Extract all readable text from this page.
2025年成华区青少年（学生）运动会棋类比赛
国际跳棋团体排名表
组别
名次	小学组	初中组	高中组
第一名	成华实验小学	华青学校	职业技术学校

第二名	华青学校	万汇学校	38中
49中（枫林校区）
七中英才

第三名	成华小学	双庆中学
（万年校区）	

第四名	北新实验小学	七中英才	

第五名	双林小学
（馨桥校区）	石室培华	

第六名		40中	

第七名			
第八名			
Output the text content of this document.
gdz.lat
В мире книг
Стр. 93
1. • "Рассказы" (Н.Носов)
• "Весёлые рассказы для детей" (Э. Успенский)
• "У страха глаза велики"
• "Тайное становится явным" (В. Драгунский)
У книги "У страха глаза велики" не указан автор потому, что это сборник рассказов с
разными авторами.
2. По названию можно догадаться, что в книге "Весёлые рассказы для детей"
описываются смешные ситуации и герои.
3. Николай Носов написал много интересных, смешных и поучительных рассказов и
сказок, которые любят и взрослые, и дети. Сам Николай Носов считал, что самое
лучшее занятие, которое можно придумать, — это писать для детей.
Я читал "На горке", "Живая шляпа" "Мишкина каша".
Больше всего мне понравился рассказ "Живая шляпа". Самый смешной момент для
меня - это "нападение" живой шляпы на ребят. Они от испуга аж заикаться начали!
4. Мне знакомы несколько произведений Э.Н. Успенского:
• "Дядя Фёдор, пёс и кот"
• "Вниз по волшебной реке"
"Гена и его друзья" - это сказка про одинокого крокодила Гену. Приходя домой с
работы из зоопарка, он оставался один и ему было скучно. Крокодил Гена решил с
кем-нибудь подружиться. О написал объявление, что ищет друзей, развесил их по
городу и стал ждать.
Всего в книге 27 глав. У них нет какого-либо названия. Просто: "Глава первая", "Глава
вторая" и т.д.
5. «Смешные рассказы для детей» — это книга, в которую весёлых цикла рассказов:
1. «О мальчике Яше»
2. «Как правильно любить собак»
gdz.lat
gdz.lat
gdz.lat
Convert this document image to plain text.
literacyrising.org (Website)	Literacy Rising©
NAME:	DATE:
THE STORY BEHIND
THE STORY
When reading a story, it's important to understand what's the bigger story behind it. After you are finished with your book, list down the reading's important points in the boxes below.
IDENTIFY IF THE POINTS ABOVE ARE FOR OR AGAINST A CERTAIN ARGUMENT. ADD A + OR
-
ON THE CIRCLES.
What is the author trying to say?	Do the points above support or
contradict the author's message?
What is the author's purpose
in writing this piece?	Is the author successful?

------------------------

Where a line of the entries contains the word "книге", copy that line.

2. По названию можно догадаться, что в книге "Весёлые рассказы для детей"
Всего в книге 27 глав. У них нет какого-либо названия. Просто: "Глава первая", "Глава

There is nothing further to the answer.